### TASK GOAL
Rewrite the material below with "data-point" substituted for each occurrence of "observation-point", keeping everything else unchanged. Omit the pictures from your answer.

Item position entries
---+---

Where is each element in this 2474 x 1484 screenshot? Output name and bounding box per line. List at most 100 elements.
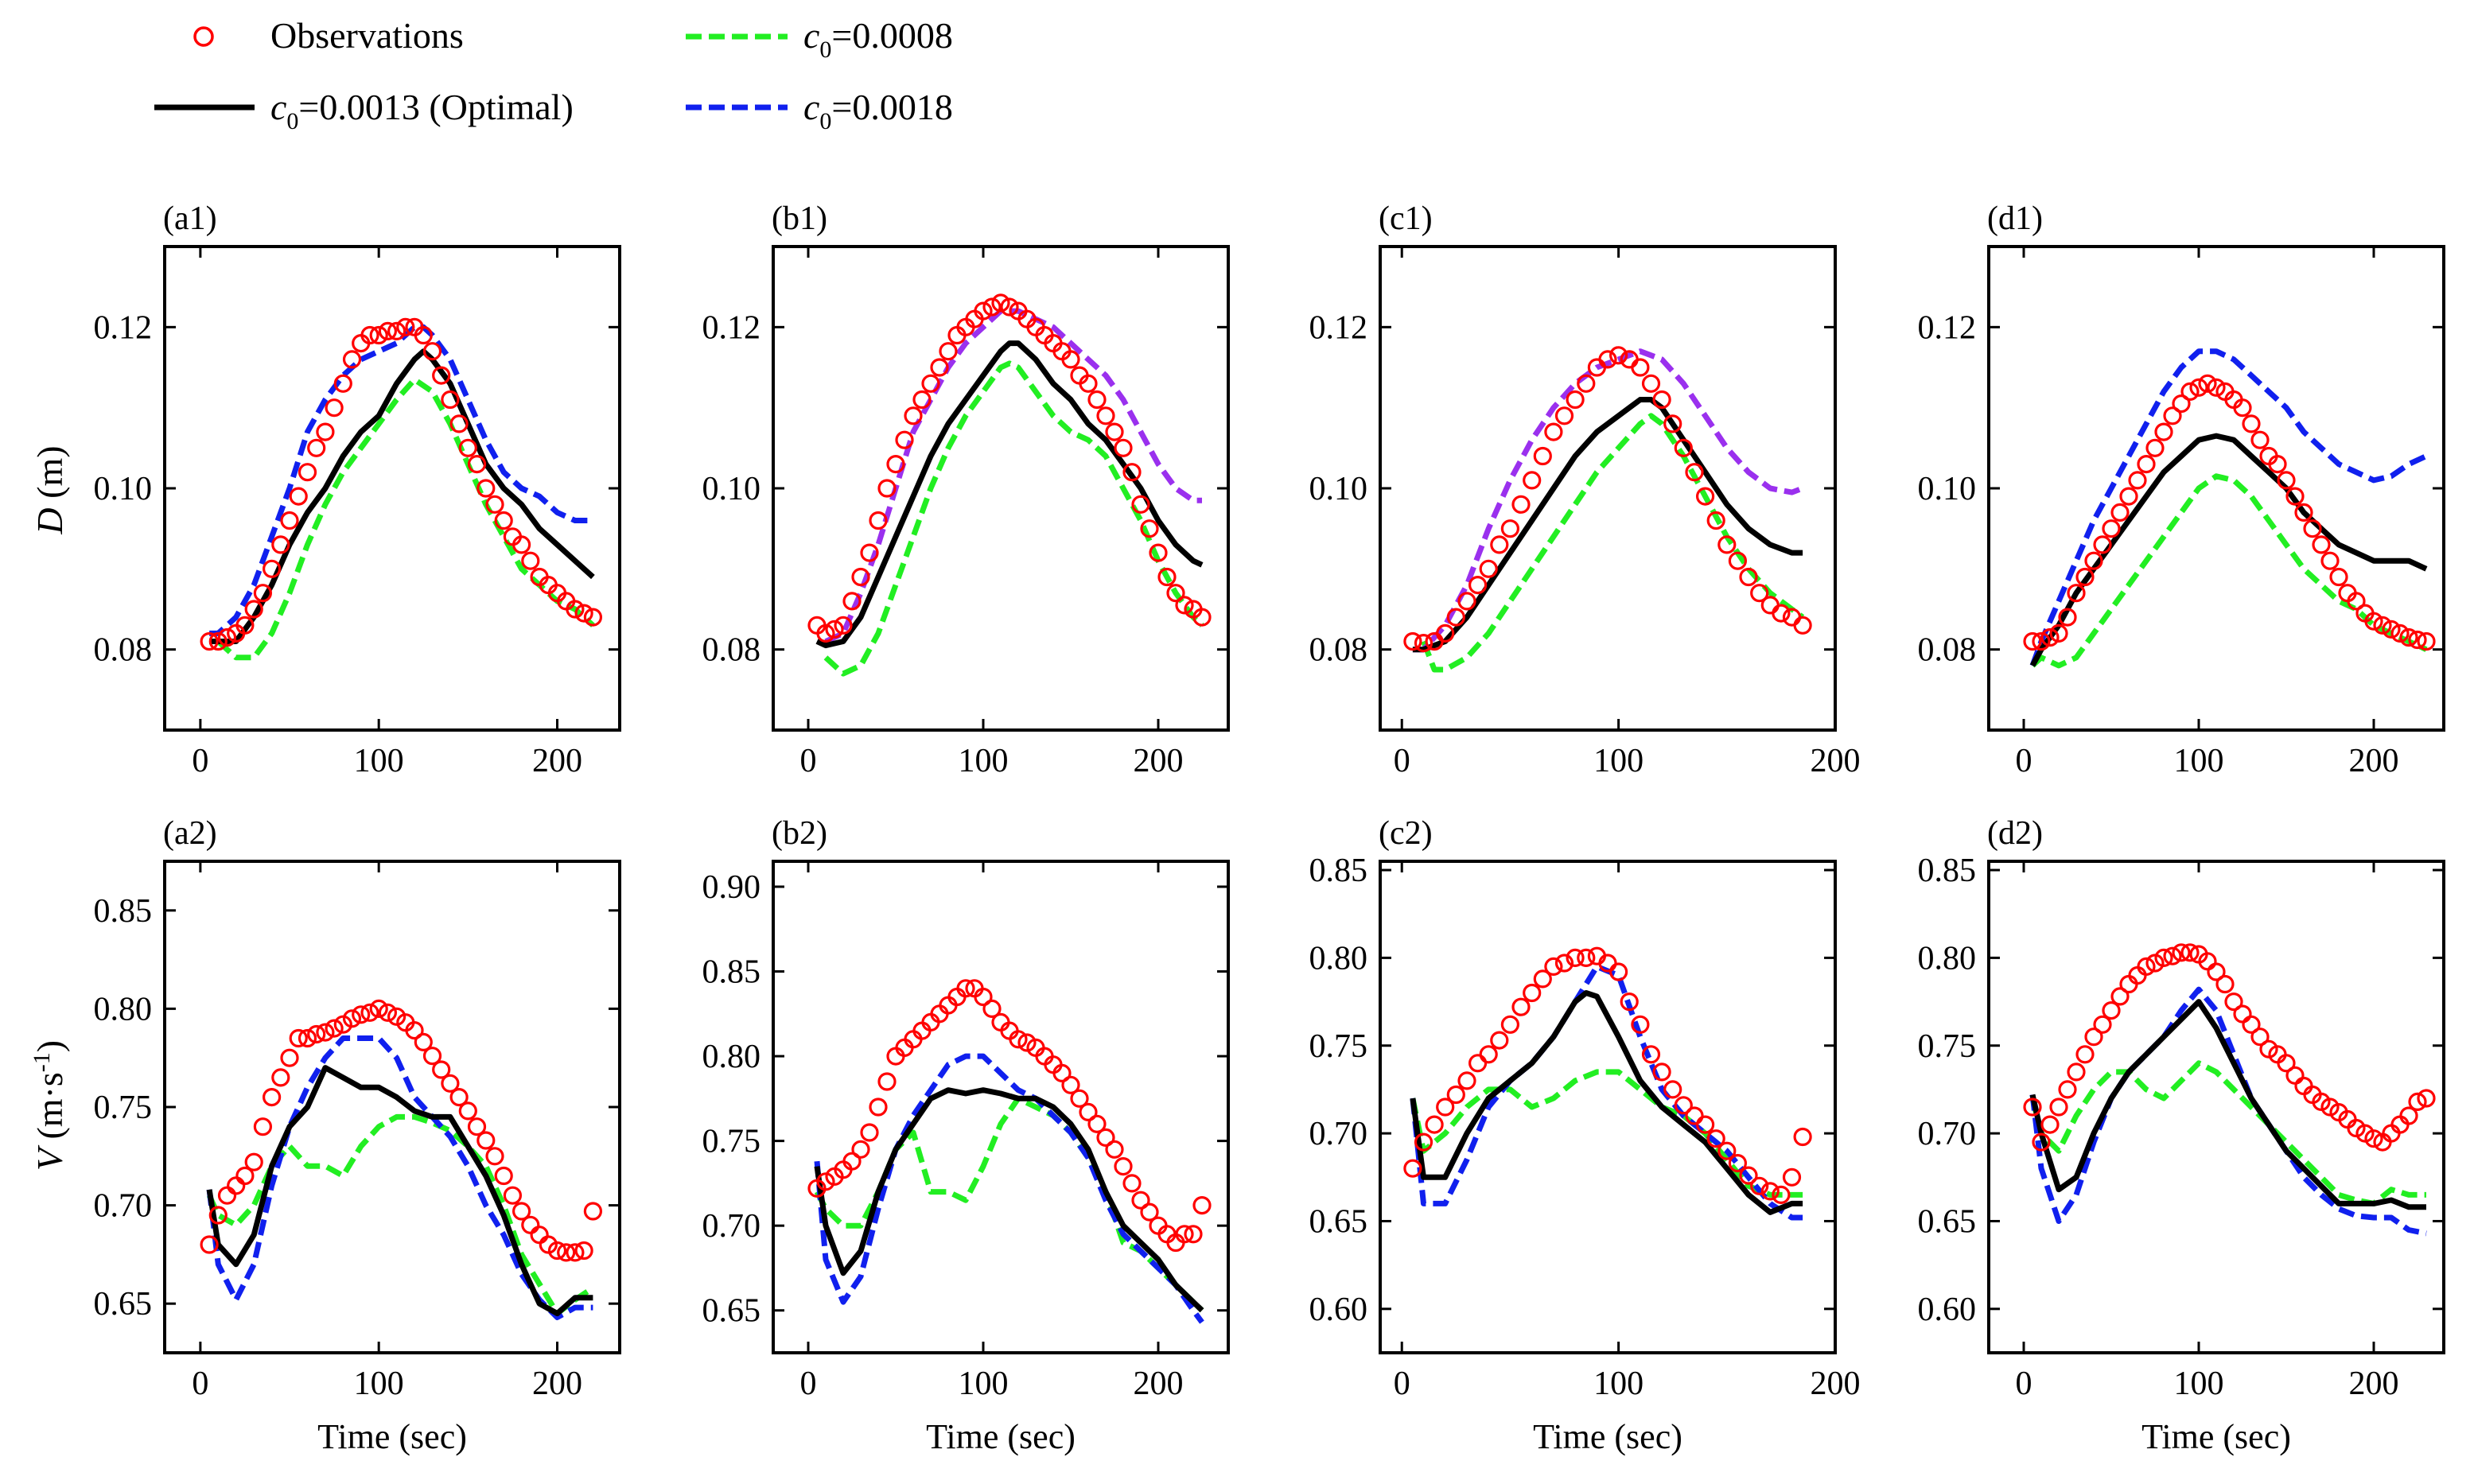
observation-point (1140, 1202, 1159, 1222)
observation-point (316, 422, 335, 441)
observation-point (217, 627, 237, 647)
observation-point (2399, 1106, 2418, 1125)
x-tick-label: 0 (1394, 1366, 1410, 1402)
observation-point (886, 454, 905, 474)
observation-point (1140, 519, 1159, 538)
observation-point (200, 631, 219, 651)
legend-observations-label: Observations (270, 15, 464, 56)
series-line-c0-0008 (823, 360, 1204, 677)
observation-point (289, 1028, 308, 1048)
observation-point (512, 1202, 531, 1221)
observation-point (842, 1152, 862, 1171)
series-line-c0-0018 (2029, 986, 2427, 1237)
x-tick-label: 100 (1593, 1366, 1643, 1402)
observation-point (280, 511, 299, 530)
observation-point (521, 551, 540, 570)
observation-point (208, 1206, 228, 1225)
series-line-c0-0013 (206, 1065, 593, 1317)
observation-point (1793, 1127, 1812, 1147)
panel-b2: (b2) 0 100 200 0.65 0.70 0.75 0.80 0.85 0.90 Time … (702, 815, 1230, 1456)
observation-point (1782, 1167, 1802, 1187)
observation-point (1000, 297, 1019, 317)
observation-point (485, 495, 504, 514)
observation-point (1663, 414, 1682, 433)
panels: (a1) 0 100 200 0.08 0.10 0.12 (b1) 0 100 200 0.08 0.… (94, 200, 2445, 1456)
observation-point (2207, 378, 2226, 397)
observation-point (2102, 519, 2121, 538)
observation-point (2364, 1129, 2383, 1148)
observation-point (378, 1003, 397, 1022)
observation-point (1446, 1085, 1465, 1105)
series-line-c0-0008 (2030, 473, 2428, 669)
observation-point (1468, 1054, 1488, 1073)
observation-point (1414, 1132, 1433, 1152)
observation-point (2040, 627, 2060, 647)
observation-point (271, 1068, 290, 1087)
observation-point (877, 1072, 897, 1091)
observation-point (2075, 1045, 2095, 1064)
observation-point (2417, 631, 2436, 651)
series-line-c0-0013 (2029, 433, 2428, 667)
observation-point (449, 414, 469, 433)
observation-point (414, 1032, 433, 1052)
observation-point (1577, 374, 1596, 393)
observation-point (316, 1023, 335, 1042)
plot-area (200, 999, 603, 1320)
observation-point (217, 1186, 237, 1205)
observation-point (2373, 616, 2392, 635)
observation-point (2128, 965, 2147, 985)
observation-point (2277, 471, 2296, 490)
observation-point (387, 321, 406, 340)
observation-point (2093, 1015, 2112, 1034)
observation-point (244, 600, 263, 619)
series-line-c0-0008 (216, 376, 595, 661)
x-tick-label: 100 (2174, 743, 2224, 779)
observation-point (1061, 1075, 1080, 1094)
observation-point (2032, 631, 2051, 651)
observation-point (1175, 1225, 1194, 1244)
y-tick-label: 0.12 (94, 309, 153, 346)
observation-point (860, 1123, 879, 1142)
observation-point (441, 390, 460, 410)
observation-point (1087, 390, 1107, 410)
legend: Observations c0=0.0013 (Optimal) c0=0.00… (154, 15, 953, 134)
y-tick-label: 0.80 (1309, 940, 1368, 977)
observation-point (458, 438, 477, 457)
observation-point (1403, 631, 1422, 651)
observation-point (1760, 1182, 1780, 1201)
observation-point (1403, 1159, 1422, 1178)
x-tick-label: 200 (2349, 1366, 2399, 1402)
series-line-c0-0008 (1410, 1069, 1803, 1198)
observation-point (2320, 551, 2340, 570)
observation-point (1087, 1114, 1107, 1133)
observation-point (1663, 1080, 1682, 1099)
x-axis-title: Time (sec) (926, 1417, 1076, 1456)
observation-point (530, 1226, 549, 1245)
panel-label-d2: (d2) (1987, 815, 2043, 852)
observation-point (467, 454, 487, 474)
observation-point (956, 979, 975, 998)
observation-point (825, 620, 844, 639)
observation-point (2189, 378, 2208, 397)
observation-point (1620, 992, 1639, 1012)
observation-point (263, 1087, 282, 1107)
observation-point (2137, 957, 2156, 977)
plot-area (807, 979, 1212, 1324)
observation-point (467, 1117, 487, 1136)
series-line-c0-0018-alt (824, 308, 1202, 644)
observation-point (1685, 463, 1704, 482)
observation-point (1544, 957, 1563, 977)
y-tick-label: 0.10 (1918, 471, 1977, 507)
observation-point (271, 535, 290, 554)
y-tick-label: 0.80 (702, 1039, 761, 1075)
panel-d1: (d1) 0 100 200 0.08 0.10 0.12 (1918, 200, 2445, 779)
y-tick-label: 0.70 (1918, 1116, 1977, 1152)
observation-point (342, 1009, 362, 1028)
panel-c2: (c2) 0 100 200 0.60 0.65 0.70 0.75 0.80 0.85 Time … (1309, 815, 1861, 1456)
observation-point (378, 321, 397, 340)
observation-point (360, 1003, 379, 1022)
observation-point (2250, 430, 2270, 449)
y-tick-label: 0.12 (1309, 309, 1368, 346)
x-tick-label: 0 (192, 743, 208, 779)
observation-point (1706, 1129, 1725, 1148)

---+---

### WRITTEN RESPONSE
Where is each element in this 2474 x 1484 screenshot? Output name and bounding box per line. List at most 100 elements.
data-point (1140, 1202, 1159, 1222)
data-point (316, 422, 335, 441)
data-point (217, 627, 237, 647)
data-point (2399, 1106, 2418, 1125)
x-tick-label: 0 (1394, 1366, 1410, 1402)
data-point (886, 454, 905, 474)
data-point (1140, 519, 1159, 538)
data-point (200, 631, 219, 651)
legend-observations-label: Observations (270, 15, 464, 56)
series-line-c0-0008 (823, 360, 1204, 677)
data-point (289, 1028, 308, 1048)
data-point (512, 1202, 531, 1221)
data-point (842, 1152, 862, 1171)
series-line-c0-0018 (2029, 986, 2427, 1237)
x-tick-label: 100 (1593, 1366, 1643, 1402)
data-point (280, 511, 299, 530)
data-point (521, 551, 540, 570)
data-point (208, 1206, 228, 1225)
series-line-c0-0013 (206, 1065, 593, 1317)
data-point (1793, 1127, 1812, 1147)
panel-b2: (b2) 0 100 200 0.65 0.70 0.75 0.80 0.85 0.90 Time … (702, 815, 1230, 1456)
data-point (1782, 1167, 1802, 1187)
data-point (1000, 297, 1019, 317)
data-point (485, 495, 504, 514)
data-point (1663, 414, 1682, 433)
panels: (a1) 0 100 200 0.08 0.10 0.12 (b1) 0 100 200 0.08 0.… (94, 200, 2445, 1456)
data-point (2207, 378, 2226, 397)
data-point (2102, 519, 2121, 538)
data-point (2364, 1129, 2383, 1148)
data-point (378, 1003, 397, 1022)
data-point (1446, 1085, 1465, 1105)
series-line-c0-0008 (2030, 473, 2428, 669)
data-point (1468, 1054, 1488, 1073)
data-point (1414, 1132, 1433, 1152)
data-point (2040, 627, 2060, 647)
data-point (271, 1068, 290, 1087)
data-point (877, 1072, 897, 1091)
data-point (2075, 1045, 2095, 1064)
data-point (2417, 631, 2436, 651)
series-line-c0-0013 (2029, 433, 2428, 667)
data-point (449, 414, 469, 433)
data-point (414, 1032, 433, 1052)
data-point (1577, 374, 1596, 393)
data-point (316, 1023, 335, 1042)
plot-area (200, 999, 603, 1320)
data-point (217, 1186, 237, 1205)
data-point (2373, 616, 2392, 635)
data-point (2128, 965, 2147, 985)
data-point (2277, 471, 2296, 490)
data-point (387, 321, 406, 340)
data-point (2093, 1015, 2112, 1034)
data-point (244, 600, 263, 619)
series-line-c0-0008 (216, 376, 595, 661)
x-tick-label: 100 (2174, 743, 2224, 779)
data-point (1061, 1075, 1080, 1094)
data-point (2032, 631, 2051, 651)
data-point (1175, 1225, 1194, 1244)
y-tick-label: 0.12 (94, 309, 153, 346)
data-point (860, 1123, 879, 1142)
data-point (441, 390, 460, 410)
data-point (1087, 390, 1107, 410)
legend: Observations c0=0.0013 (Optimal) c0=0.00… (154, 15, 953, 134)
y-tick-label: 0.80 (1309, 940, 1368, 977)
data-point (458, 438, 477, 457)
data-point (1403, 631, 1422, 651)
data-point (1760, 1182, 1780, 1201)
data-point (1403, 1159, 1422, 1178)
x-tick-label: 200 (2349, 1366, 2399, 1402)
series-line-c0-0008 (1410, 1069, 1803, 1198)
data-point (2320, 551, 2340, 570)
data-point (1087, 1114, 1107, 1133)
data-point (1663, 1080, 1682, 1099)
x-axis-title: Time (sec) (926, 1417, 1076, 1456)
data-point (530, 1226, 549, 1245)
panel-label-d2: (d2) (1987, 815, 2043, 852)
data-point (467, 454, 487, 474)
data-point (956, 979, 975, 998)
data-point (825, 620, 844, 639)
data-point (2189, 378, 2208, 397)
data-point (1620, 992, 1639, 1012)
data-point (263, 1087, 282, 1107)
data-point (2137, 957, 2156, 977)
plot-area (807, 979, 1212, 1324)
data-point (467, 1117, 487, 1136)
series-line-c0-0018-alt (824, 308, 1202, 644)
data-point (1685, 463, 1704, 482)
data-point (1544, 957, 1563, 977)
y-tick-label: 0.10 (1918, 471, 1977, 507)
data-point (271, 535, 290, 554)
y-tick-label: 0.80 (702, 1039, 761, 1075)
panel-d1: (d1) 0 100 200 0.08 0.10 0.12 (1918, 200, 2445, 779)
y-tick-label: 0.70 (1918, 1116, 1977, 1152)
data-point (342, 1009, 362, 1028)
panel-c2: (c2) 0 100 200 0.60 0.65 0.70 0.75 0.80 0.85 Time … (1309, 815, 1861, 1456)
data-point (378, 321, 397, 340)
data-point (360, 1003, 379, 1022)
data-point (2250, 430, 2270, 449)
y-tick-label: 0.12 (1309, 309, 1368, 346)
x-tick-label: 0 (192, 743, 208, 779)
data-point (1706, 1129, 1725, 1148)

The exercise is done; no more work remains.